> _Exercise directions_
Locate the string "Exhibit" in the records below. Copy every line where it occurs.

> _Records for the task_
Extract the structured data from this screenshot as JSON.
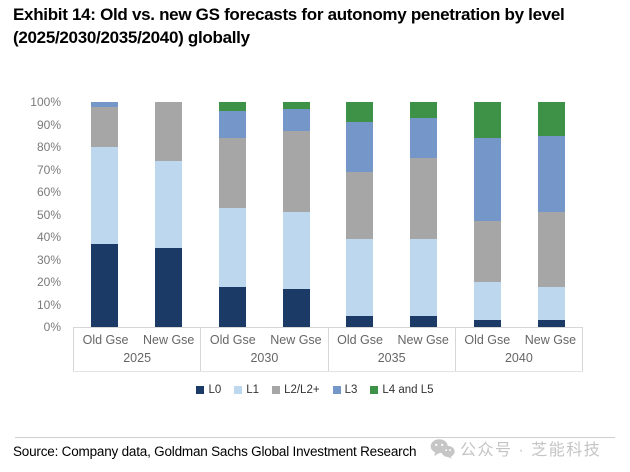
{
  "header": {
    "title": "Exhibit 14: Old vs. new GS forecasts for autonomy penetration by level (2025/2030/2035/2040) globally"
  },
  "chart_data": {
    "type": "bar",
    "stacked": true,
    "title": "Exhibit 14: Old vs. new GS forecasts for autonomy penetration by level (2025/2030/2035/2040) globally",
    "xlabel": "",
    "ylabel": "",
    "ylim": [
      0,
      100
    ],
    "gridlines": false,
    "legend_position": "bottom",
    "ytick_labels": [
      "0%",
      "10%",
      "20%",
      "30%",
      "40%",
      "50%",
      "60%",
      "70%",
      "80%",
      "90%",
      "100%"
    ],
    "series": [
      {
        "name": "L0",
        "color": "#1B3A66"
      },
      {
        "name": "L1",
        "color": "#BDD7EE"
      },
      {
        "name": "L2/L2+",
        "color": "#A6A6A6"
      },
      {
        "name": "L3",
        "color": "#7496C8"
      },
      {
        "name": "L4 and L5",
        "color": "#3E9247"
      }
    ],
    "groups": [
      {
        "year": "2025",
        "bars": [
          {
            "label": "Old Gse",
            "values": [
              37,
              43,
              18,
              2,
              0
            ]
          },
          {
            "label": "New Gse",
            "values": [
              35,
              39,
              26,
              0,
              0
            ]
          }
        ]
      },
      {
        "year": "2030",
        "bars": [
          {
            "label": "Old Gse",
            "values": [
              18,
              35,
              31,
              12,
              4
            ]
          },
          {
            "label": "New Gse",
            "values": [
              17,
              34,
              36,
              10,
              3
            ]
          }
        ]
      },
      {
        "year": "2035",
        "bars": [
          {
            "label": "Old Gse",
            "values": [
              5,
              34,
              30,
              22,
              9
            ]
          },
          {
            "label": "New Gse",
            "values": [
              5,
              34,
              36,
              18,
              7
            ]
          }
        ]
      },
      {
        "year": "2040",
        "bars": [
          {
            "label": "Old Gse",
            "values": [
              3,
              17,
              27,
              37,
              16
            ]
          },
          {
            "label": "New Gse",
            "values": [
              3,
              15,
              33,
              34,
              15
            ]
          }
        ]
      }
    ]
  },
  "footer": {
    "source": "Source: Company data, Goldman Sachs Global Investment Research",
    "watermark": "公众号 · 芝能科技",
    "watermark_icon": "wechat-icon"
  }
}
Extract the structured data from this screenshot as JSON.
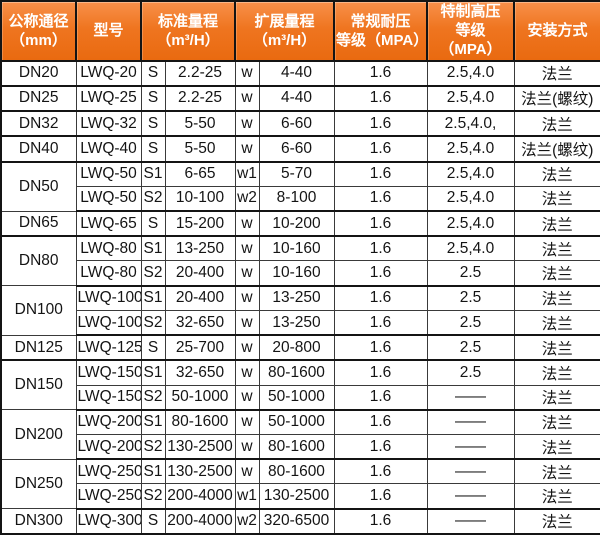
{
  "table": {
    "title_semantic": "LWQ flow meter specification table",
    "colors": {
      "header_bg": "#ee7520",
      "header_bg_light": "#f8904a",
      "header_bg_dark": "#e96a10",
      "header_text": "#ffffff",
      "border_dark": "#141414",
      "border_thin": "#3a3a3a",
      "body_text": "#141414",
      "body_bg": "#ffffff"
    },
    "columns": [
      {
        "id": "dn",
        "lines": [
          "公称通径",
          "（mm）"
        ],
        "colspan": 1
      },
      {
        "id": "model",
        "lines": [
          "型号"
        ],
        "colspan": 1
      },
      {
        "id": "std",
        "lines": [
          "标准量程",
          "（m³/H）"
        ],
        "colspan": 2
      },
      {
        "id": "ext",
        "lines": [
          "扩展量程",
          "（m³/H）"
        ],
        "colspan": 2
      },
      {
        "id": "reg",
        "lines": [
          "常规耐压",
          "等级（MPA）"
        ],
        "colspan": 1
      },
      {
        "id": "high",
        "lines": [
          "特制高压",
          "等级（MPA）"
        ],
        "colspan": 1
      },
      {
        "id": "install",
        "lines": [
          "安装方式"
        ],
        "colspan": 1
      }
    ],
    "groups": [
      {
        "dn": "DN20",
        "rows": [
          {
            "model": "LWQ-20",
            "s": "S",
            "std": "2.2-25",
            "w": "w",
            "ext": "4-40",
            "reg": "1.6",
            "high": "2.5,4.0",
            "install": "法兰"
          }
        ]
      },
      {
        "dn": "DN25",
        "rows": [
          {
            "model": "LWQ-25",
            "s": "S",
            "std": "2.2-25",
            "w": "w",
            "ext": "4-40",
            "reg": "1.6",
            "high": "2.5,4.0",
            "install": "法兰(螺纹)"
          }
        ]
      },
      {
        "dn": "DN32",
        "rows": [
          {
            "model": "LWQ-32",
            "s": "S",
            "std": "5-50",
            "w": "w",
            "ext": "6-60",
            "reg": "1.6",
            "high": "2.5,4.0,",
            "install": "法兰"
          }
        ]
      },
      {
        "dn": "DN40",
        "rows": [
          {
            "model": "LWQ-40",
            "s": "S",
            "std": "5-50",
            "w": "w",
            "ext": "6-60",
            "reg": "1.6",
            "high": "2.5,4.0",
            "install": "法兰(螺纹)"
          }
        ]
      },
      {
        "dn": "DN50",
        "rows": [
          {
            "model": "LWQ-50",
            "s": "S1",
            "std": "6-65",
            "w": "w1",
            "ext": "5-70",
            "reg": "1.6",
            "high": "2.5,4.0",
            "install": "法兰"
          },
          {
            "model": "LWQ-50",
            "s": "S2",
            "std": "10-100",
            "w": "w2",
            "ext": "8-100",
            "reg": "1.6",
            "high": "2.5,4.0",
            "install": "法兰"
          }
        ]
      },
      {
        "dn": "DN65",
        "rows": [
          {
            "model": "LWQ-65",
            "s": "S",
            "std": "15-200",
            "w": "w",
            "ext": "10-200",
            "reg": "1.6",
            "high": "2.5,4.0",
            "install": "法兰"
          }
        ]
      },
      {
        "dn": "DN80",
        "rows": [
          {
            "model": "LWQ-80",
            "s": "S1",
            "std": "13-250",
            "w": "w",
            "ext": "10-160",
            "reg": "1.6",
            "high": "2.5,4.0",
            "install": "法兰"
          },
          {
            "model": "LWQ-80",
            "s": "S2",
            "std": "20-400",
            "w": "w",
            "ext": "10-160",
            "reg": "1.6",
            "high": "2.5",
            "install": "法兰"
          }
        ]
      },
      {
        "dn": "DN100",
        "rows": [
          {
            "model": "LWQ-100",
            "s": "S1",
            "std": "20-400",
            "w": "w",
            "ext": "13-250",
            "reg": "1.6",
            "high": "2.5",
            "install": "法兰"
          },
          {
            "model": "LWQ-100",
            "s": "S2",
            "std": "32-650",
            "w": "w",
            "ext": "13-250",
            "reg": "1.6",
            "high": "2.5",
            "install": "法兰"
          }
        ]
      },
      {
        "dn": "DN125",
        "rows": [
          {
            "model": "LWQ-125",
            "s": "S",
            "std": "25-700",
            "w": "w",
            "ext": "20-800",
            "reg": "1.6",
            "high": "2.5",
            "install": "法兰"
          }
        ]
      },
      {
        "dn": "DN150",
        "rows": [
          {
            "model": "LWQ-150",
            "s": "S1",
            "std": "32-650",
            "w": "w",
            "ext": "80-1600",
            "reg": "1.6",
            "high": "2.5",
            "install": "法兰"
          },
          {
            "model": "LWQ-150",
            "s": "S2",
            "std": "50-1000",
            "w": "w",
            "ext": "50-1000",
            "reg": "1.6",
            "high": "——",
            "install": "法兰"
          }
        ]
      },
      {
        "dn": "DN200",
        "rows": [
          {
            "model": "LWQ-200",
            "s": "S1",
            "std": "80-1600",
            "w": "w",
            "ext": "50-1000",
            "reg": "1.6",
            "high": "——",
            "install": "法兰"
          },
          {
            "model": "LWQ-200",
            "s": "S2",
            "std": "130-2500",
            "w": "w",
            "ext": "80-1600",
            "reg": "1.6",
            "high": "——",
            "install": "法兰"
          }
        ]
      },
      {
        "dn": "DN250",
        "rows": [
          {
            "model": "LWQ-250",
            "s": "S1",
            "std": "130-2500",
            "w": "w",
            "ext": "80-1600",
            "reg": "1.6",
            "high": "——",
            "install": "法兰"
          },
          {
            "model": "LWQ-250",
            "s": "S2",
            "std": "200-4000",
            "w": "w1",
            "ext": "130-2500",
            "reg": "1.6",
            "high": "——",
            "install": "法兰"
          }
        ]
      },
      {
        "dn": "DN300",
        "rows": [
          {
            "model": "LWQ-300",
            "s": "S",
            "std": "200-4000",
            "w": "w2",
            "ext": "320-6500",
            "reg": "1.6",
            "high": "——",
            "install": "法兰"
          }
        ]
      }
    ]
  }
}
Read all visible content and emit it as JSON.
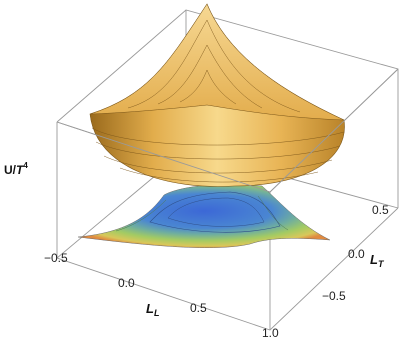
{
  "chart_data": {
    "type": "surface3d",
    "title": "",
    "z_axis": {
      "label_main": "U/",
      "label_var": "T",
      "label_sup": "4"
    },
    "x_axis": {
      "label_var": "L",
      "label_sub": "L",
      "ticks": [
        "−0.5",
        "0.0",
        "0.5",
        "1.0"
      ],
      "range": [
        -0.5,
        1.0
      ]
    },
    "y_axis": {
      "label_var": "L",
      "label_sub": "T",
      "ticks": [
        "−0.5",
        "0.0",
        "0.5"
      ],
      "range": [
        -0.75,
        0.75
      ]
    },
    "surface": {
      "shape": "bowl",
      "color": "#e7b352"
    },
    "contour_projection": {
      "colors": [
        "#3a6fd4",
        "#5a8ed0",
        "#78b3a6",
        "#9cca6d",
        "#c9d659",
        "#e09a4a"
      ]
    },
    "grid": false,
    "legend": "none"
  }
}
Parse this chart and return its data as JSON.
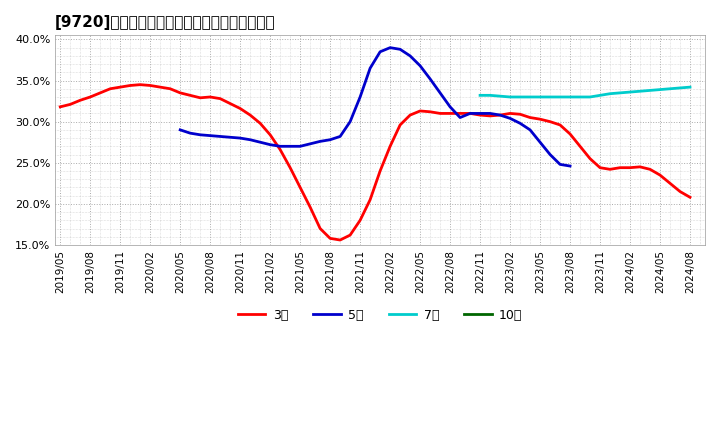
{
  "title": "[9720]　当期純利益マージンの標準偏差の推移",
  "background_color": "#ffffff",
  "plot_background": "#ffffff",
  "grid_color": "#aaaaaa",
  "ylim": [
    0.15,
    0.405
  ],
  "yticks": [
    0.15,
    0.2,
    0.25,
    0.3,
    0.35,
    0.4
  ],
  "series": {
    "3year": {
      "color": "#ff0000",
      "label": "3年",
      "x": [
        0,
        1,
        2,
        3,
        4,
        5,
        6,
        7,
        8,
        9,
        10,
        11,
        12,
        13,
        14,
        15,
        16,
        17,
        18,
        19,
        20,
        21,
        22,
        23,
        24,
        25,
        26,
        27,
        28,
        29,
        30,
        31,
        32,
        33,
        34,
        35,
        36,
        37,
        38,
        39,
        40,
        41,
        42,
        43,
        44,
        45,
        46,
        47,
        48,
        49,
        50,
        51,
        52,
        53,
        54,
        55,
        56,
        57,
        58,
        59,
        60,
        61,
        62,
        63
      ],
      "y": [
        0.318,
        0.321,
        0.326,
        0.33,
        0.335,
        0.34,
        0.342,
        0.344,
        0.345,
        0.344,
        0.342,
        0.34,
        0.335,
        0.332,
        0.329,
        0.33,
        0.328,
        0.322,
        0.316,
        0.308,
        0.298,
        0.284,
        0.266,
        0.244,
        0.22,
        0.196,
        0.17,
        0.158,
        0.156,
        0.162,
        0.18,
        0.205,
        0.24,
        0.27,
        0.296,
        0.308,
        0.313,
        0.312,
        0.31,
        0.31,
        0.31,
        0.31,
        0.308,
        0.307,
        0.308,
        0.31,
        0.309,
        0.305,
        0.303,
        0.3,
        0.296,
        0.285,
        0.27,
        0.255,
        0.244,
        0.242,
        0.244,
        0.244,
        0.245,
        0.242,
        0.235,
        0.225,
        0.215,
        0.208
      ]
    },
    "5year": {
      "color": "#0000cc",
      "label": "5年",
      "x": [
        12,
        13,
        14,
        15,
        16,
        17,
        18,
        19,
        20,
        21,
        22,
        23,
        24,
        25,
        26,
        27,
        28,
        29,
        30,
        31,
        32,
        33,
        34,
        35,
        36,
        37,
        38,
        39,
        40,
        41,
        42,
        43,
        44,
        45,
        46,
        47,
        48,
        49,
        50,
        51
      ],
      "y": [
        0.29,
        0.286,
        0.284,
        0.283,
        0.282,
        0.281,
        0.28,
        0.278,
        0.275,
        0.272,
        0.27,
        0.27,
        0.27,
        0.273,
        0.276,
        0.278,
        0.282,
        0.3,
        0.33,
        0.365,
        0.385,
        0.39,
        0.388,
        0.38,
        0.368,
        0.352,
        0.335,
        0.318,
        0.305,
        0.31,
        0.31,
        0.31,
        0.308,
        0.304,
        0.298,
        0.29,
        0.275,
        0.26,
        0.248,
        0.246
      ]
    },
    "7year": {
      "color": "#00cccc",
      "label": "7年",
      "x": [
        42,
        43,
        44,
        45,
        46,
        47,
        48,
        49,
        50,
        51,
        52,
        53,
        54,
        55,
        56,
        57,
        58,
        59,
        60,
        61,
        62,
        63
      ],
      "y": [
        0.332,
        0.332,
        0.331,
        0.33,
        0.33,
        0.33,
        0.33,
        0.33,
        0.33,
        0.33,
        0.33,
        0.33,
        0.332,
        0.334,
        0.335,
        0.336,
        0.337,
        0.338,
        0.339,
        0.34,
        0.341,
        0.342
      ]
    },
    "10year": {
      "color": "#006600",
      "label": "10年",
      "x": [],
      "y": []
    }
  },
  "xtick_positions": [
    0,
    3,
    6,
    9,
    12,
    15,
    18,
    21,
    24,
    27,
    30,
    33,
    36,
    39,
    42,
    45,
    48,
    51,
    54,
    57,
    60,
    63
  ],
  "xtick_labels": [
    "2019/05",
    "2019/08",
    "2019/11",
    "2020/02",
    "2020/05",
    "2020/08",
    "2020/11",
    "2021/02",
    "2021/05",
    "2021/08",
    "2021/11",
    "2022/02",
    "2022/05",
    "2022/08",
    "2022/11",
    "2023/02",
    "2023/05",
    "2023/08",
    "2023/11",
    "2024/02",
    "2024/05",
    "2024/08"
  ]
}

> _Completed task_
    "title": "Exhibit 14: Old vs. new GS forecasts for autonomy penetration by level (2025/2030/2035/2040) globally"
    "title": "Exhibit 14: Old vs. new GS forecasts for autonomy penetration by level (2025/2030/2035/2040) globally",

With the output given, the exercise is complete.